AIM: Reproduce every line of the records below verbatim, omitting the pictures.
((
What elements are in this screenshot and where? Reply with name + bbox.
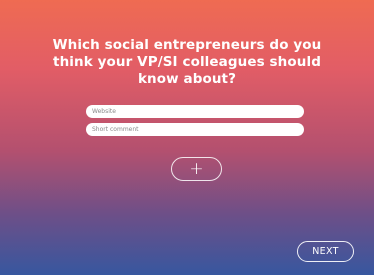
website-input[interactable] (86, 105, 304, 118)
next-button[interactable]: NEXT (297, 241, 354, 262)
short-comment-input[interactable] (86, 123, 304, 136)
add-entry-button[interactable]: + (171, 157, 222, 181)
survey-screen: Which social entrepreneurs do you think … (0, 0, 374, 275)
question-heading: Which social entrepreneurs do you think … (52, 37, 322, 87)
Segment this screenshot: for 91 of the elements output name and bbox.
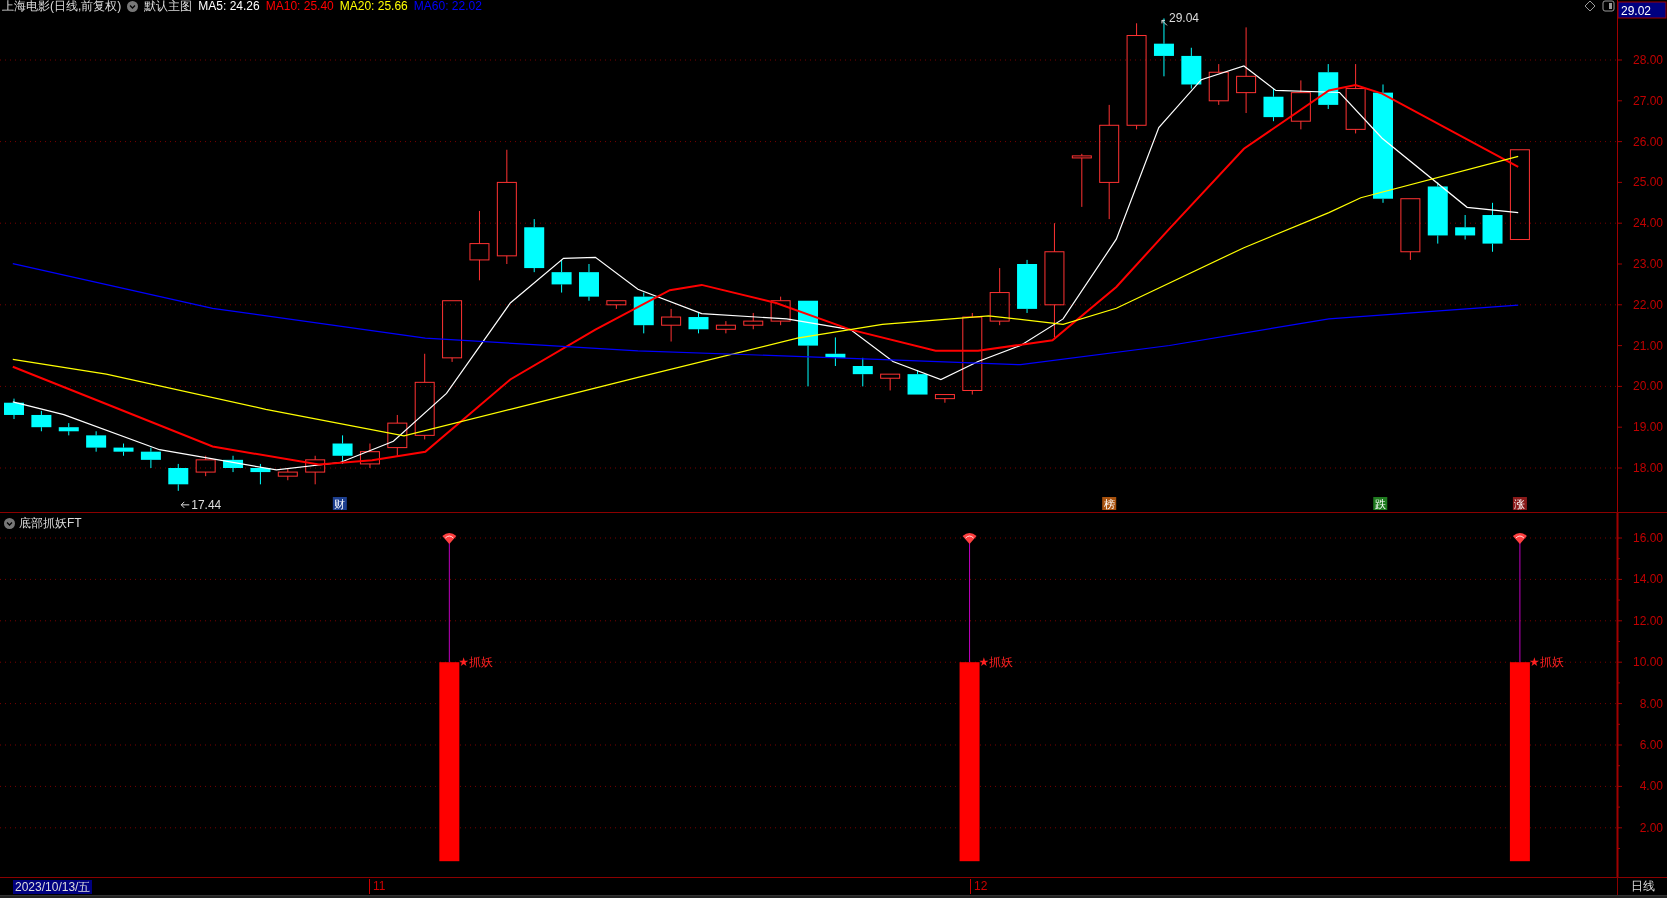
- candlestick: [688, 312, 709, 334]
- candlestick: [1017, 259, 1038, 314]
- price-axis-label: 22.00: [1632, 297, 1663, 312]
- diamond-icon[interactable]: [1584, 0, 1596, 12]
- candlestick: [1318, 63, 1339, 110]
- indicator-axis-label: 4.00: [1639, 779, 1663, 794]
- candlestick: [770, 296, 791, 326]
- price-axis-label: 28.00: [1632, 53, 1663, 67]
- indicator-axis-label: 6.00: [1639, 738, 1663, 752]
- price-axis-label: 20.00: [1632, 379, 1663, 394]
- stock-title: 上海电影(日线,前复权): [2, 0, 122, 13]
- indicator-axis-label: 10.00: [1632, 655, 1663, 670]
- candlestick: [1482, 202, 1503, 253]
- candlestick: [743, 312, 764, 330]
- date-label: 2023/10/13/五: [13, 880, 93, 894]
- candlestick: [633, 292, 654, 334]
- moving-average-value: MA20: 25.66: [339, 0, 408, 13]
- price-axis-label: 24.00: [1632, 216, 1663, 231]
- candlestick: [989, 267, 1010, 326]
- candlestick: [606, 300, 627, 310]
- signal-marker-icon: [442, 533, 457, 544]
- candlestick: [86, 430, 107, 453]
- signal-label: ★抓妖: [1528, 655, 1564, 670]
- price-axis-label: 19.00: [1632, 420, 1663, 435]
- indicator-axis-label: 14.00: [1632, 572, 1663, 587]
- month-label: 12: [970, 879, 988, 894]
- candlestick: [1455, 214, 1476, 240]
- indicator-axis-label: 8.00: [1639, 696, 1663, 711]
- price-axis-label: 25.00: [1632, 175, 1663, 190]
- template-label[interactable]: 默认主图: [144, 0, 193, 13]
- price-axis-label: 21.00: [1632, 338, 1663, 353]
- candlestick: [113, 443, 134, 457]
- candlestick: [58, 422, 79, 436]
- panel-toggle-icon[interactable]: [1602, 0, 1615, 12]
- candlestick: [1181, 47, 1202, 90]
- candlestick: [551, 259, 572, 294]
- indicator-axis-label: 12.00: [1632, 613, 1663, 628]
- candlestick: [825, 336, 846, 367]
- event-marker[interactable]: 涨: [1512, 497, 1527, 510]
- candlestick: [1263, 88, 1284, 122]
- event-marker[interactable]: 榜: [1102, 497, 1117, 510]
- candlestick: [1400, 198, 1421, 261]
- period-label: 日线: [1617, 878, 1667, 895]
- candlestick: [1208, 63, 1229, 106]
- candlestick: [195, 455, 216, 477]
- candlestick: [250, 463, 271, 485]
- candlestick: [934, 394, 955, 404]
- chevron-down-icon[interactable]: [127, 1, 139, 12]
- signal-label: ★抓妖: [458, 655, 494, 670]
- candlestick: [579, 263, 599, 302]
- indicator-title: 底部抓妖FT: [19, 515, 82, 532]
- indicator-axis-label: 16.00: [1632, 531, 1663, 545]
- signal-label: ★抓妖: [978, 655, 1014, 670]
- candlestick: [852, 357, 873, 387]
- candlestick: [880, 373, 901, 391]
- candlestick: [907, 369, 928, 396]
- candlestick: [661, 308, 682, 342]
- price-axis-label: 23.00: [1632, 257, 1663, 271]
- candlestick: [140, 447, 161, 469]
- candlestick: [524, 218, 545, 273]
- candlestick: [442, 300, 463, 363]
- candlestick: [1290, 79, 1311, 130]
- moving-average-value: MA5: 24.26: [198, 0, 260, 13]
- signal-marker-icon: [1512, 533, 1527, 544]
- candlestick: [4, 398, 24, 420]
- candlestick: [469, 210, 490, 281]
- candlestick: [1427, 181, 1448, 245]
- candlestick: [277, 467, 298, 481]
- candlestick: [387, 414, 408, 457]
- candlestick: [305, 455, 326, 485]
- current-price-label: 29.02: [1617, 1, 1667, 19]
- candlestick: [359, 443, 380, 469]
- price-axis-label: 18.00: [1632, 461, 1663, 475]
- candlestick: [715, 320, 736, 334]
- month-label: 11: [369, 879, 386, 894]
- event-marker[interactable]: 跌: [1373, 497, 1388, 510]
- high-price-label: 29.04: [1168, 11, 1199, 26]
- event-marker[interactable]: 财: [332, 497, 347, 510]
- indicator-axis-label: 2.00: [1639, 820, 1663, 835]
- price-axis-label: 27.00: [1632, 93, 1663, 108]
- candlestick: [1071, 153, 1092, 208]
- chevron-down-icon[interactable]: [4, 518, 15, 529]
- candlestick: [1345, 63, 1366, 134]
- price-axis-label: 26.00: [1632, 134, 1663, 149]
- low-price-label: 17.44: [191, 497, 222, 512]
- candlestick: [168, 463, 189, 492]
- candlestick: [31, 410, 52, 432]
- moving-average-value: MA60: 22.02: [413, 0, 482, 13]
- moving-average-value: MA10: 25.40: [265, 0, 334, 13]
- candlestick: [223, 455, 244, 473]
- signal-marker-icon: [962, 533, 977, 544]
))
WRITTEN RESPONSE:
What elements are in this screenshot and where? Reply with name + bbox.
website-input[interactable] (86, 105, 304, 118)
next-button[interactable]: NEXT (297, 241, 354, 262)
short-comment-input[interactable] (86, 123, 304, 136)
add-entry-button[interactable]: + (171, 157, 222, 181)
survey-screen: Which social entrepreneurs do you think … (0, 0, 374, 275)
question-heading: Which social entrepreneurs do you think … (52, 37, 322, 87)
Segment this screenshot: for 91 of the elements output name and bbox.
- candlestick: [688, 312, 709, 334]
- candlestick: [1017, 259, 1038, 314]
- price-axis-label: 22.00: [1632, 297, 1663, 312]
- diamond-icon[interactable]: [1584, 0, 1596, 12]
- candlestick: [1318, 63, 1339, 110]
- indicator-axis-label: 4.00: [1639, 779, 1663, 794]
- candlestick: [770, 296, 791, 326]
- price-axis-label: 28.00: [1632, 53, 1663, 67]
- indicator-axis-label: 6.00: [1639, 738, 1663, 752]
- price-axis-label: 20.00: [1632, 379, 1663, 394]
- stock-title: 上海电影(日线,前复权): [2, 0, 122, 13]
- indicator-axis-label: 10.00: [1632, 655, 1663, 670]
- candlestick: [1482, 202, 1503, 253]
- candlestick: [743, 312, 764, 330]
- date-label: 2023/10/13/五: [13, 880, 93, 894]
- candlestick: [633, 292, 654, 334]
- moving-average-value: MA20: 25.66: [339, 0, 408, 13]
- price-axis-label: 24.00: [1632, 216, 1663, 231]
- candlestick: [989, 267, 1010, 326]
- candlestick: [606, 300, 627, 310]
- signal-marker-icon: [442, 533, 457, 544]
- candlestick: [86, 430, 107, 453]
- signal-label: ★抓妖: [1528, 655, 1564, 670]
- price-axis-label: 19.00: [1632, 420, 1663, 435]
- indicator-axis-label: 14.00: [1632, 572, 1663, 587]
- month-label: 12: [970, 879, 988, 894]
- candlestick: [1455, 214, 1476, 240]
- indicator-axis-label: 8.00: [1639, 696, 1663, 711]
- price-axis-label: 25.00: [1632, 175, 1663, 190]
- template-label[interactable]: 默认主图: [144, 0, 193, 13]
- price-axis-label: 21.00: [1632, 338, 1663, 353]
- candlestick: [113, 443, 134, 457]
- candlestick: [58, 422, 79, 436]
- panel-toggle-icon[interactable]: [1602, 0, 1615, 12]
- candlestick: [1181, 47, 1202, 90]
- candlestick: [551, 259, 572, 294]
- indicator-axis-label: 12.00: [1632, 613, 1663, 628]
- candlestick: [825, 336, 846, 367]
- event-marker[interactable]: 涨: [1512, 497, 1527, 510]
- candlestick: [1263, 88, 1284, 122]
- event-marker[interactable]: 榜: [1102, 497, 1117, 510]
- candlestick: [1400, 198, 1421, 261]
- period-label: 日线: [1617, 878, 1667, 895]
- candlestick: [1208, 63, 1229, 106]
- candlestick: [195, 455, 216, 477]
- candlestick: [250, 463, 271, 485]
- candlestick: [934, 394, 955, 404]
- chevron-down-icon[interactable]: [127, 1, 139, 12]
- signal-label: ★抓妖: [458, 655, 494, 670]
- candlestick: [579, 263, 599, 302]
- indicator-title: 底部抓妖FT: [19, 515, 82, 532]
- indicator-axis-label: 16.00: [1632, 531, 1663, 545]
- signal-label: ★抓妖: [978, 655, 1014, 670]
- candlestick: [852, 357, 873, 387]
- candlestick: [880, 373, 901, 391]
- candlestick: [907, 369, 928, 396]
- candlestick: [661, 308, 682, 342]
- price-axis-label: 23.00: [1632, 257, 1663, 271]
- candlestick: [140, 447, 161, 469]
- candlestick: [524, 218, 545, 273]
- candlestick: [442, 300, 463, 363]
- candlestick: [1290, 79, 1311, 130]
- moving-average-value: MA5: 24.26: [198, 0, 260, 13]
- signal-marker-icon: [1512, 533, 1527, 544]
- candlestick: [4, 398, 24, 420]
- candlestick: [469, 210, 490, 281]
- candlestick: [1427, 181, 1448, 245]
- candlestick: [277, 467, 298, 481]
- candlestick: [387, 414, 408, 457]
- candlestick: [305, 455, 326, 485]
- current-price-label: 29.02: [1617, 1, 1667, 19]
- candlestick: [359, 443, 380, 469]
- price-axis-label: 18.00: [1632, 461, 1663, 475]
- candlestick: [715, 320, 736, 334]
- month-label: 11: [369, 879, 386, 894]
- event-marker[interactable]: 跌: [1373, 497, 1388, 510]
- high-price-label: 29.04: [1168, 11, 1199, 26]
- event-marker[interactable]: 财: [332, 497, 347, 510]
- indicator-axis-label: 2.00: [1639, 820, 1663, 835]
- price-axis-label: 27.00: [1632, 93, 1663, 108]
- candlestick: [1071, 153, 1092, 208]
- chevron-down-icon[interactable]: [4, 518, 15, 529]
- candlestick: [1345, 63, 1366, 134]
- price-axis-label: 26.00: [1632, 134, 1663, 149]
- low-price-label: 17.44: [191, 497, 222, 512]
- candlestick: [168, 463, 189, 492]
- candlestick: [31, 410, 52, 432]
- moving-average-value: MA60: 22.02: [413, 0, 482, 13]
- moving-average-value: MA10: 25.40: [265, 0, 334, 13]
- candlestick: [223, 455, 244, 473]
- signal-marker-icon: [962, 533, 977, 544]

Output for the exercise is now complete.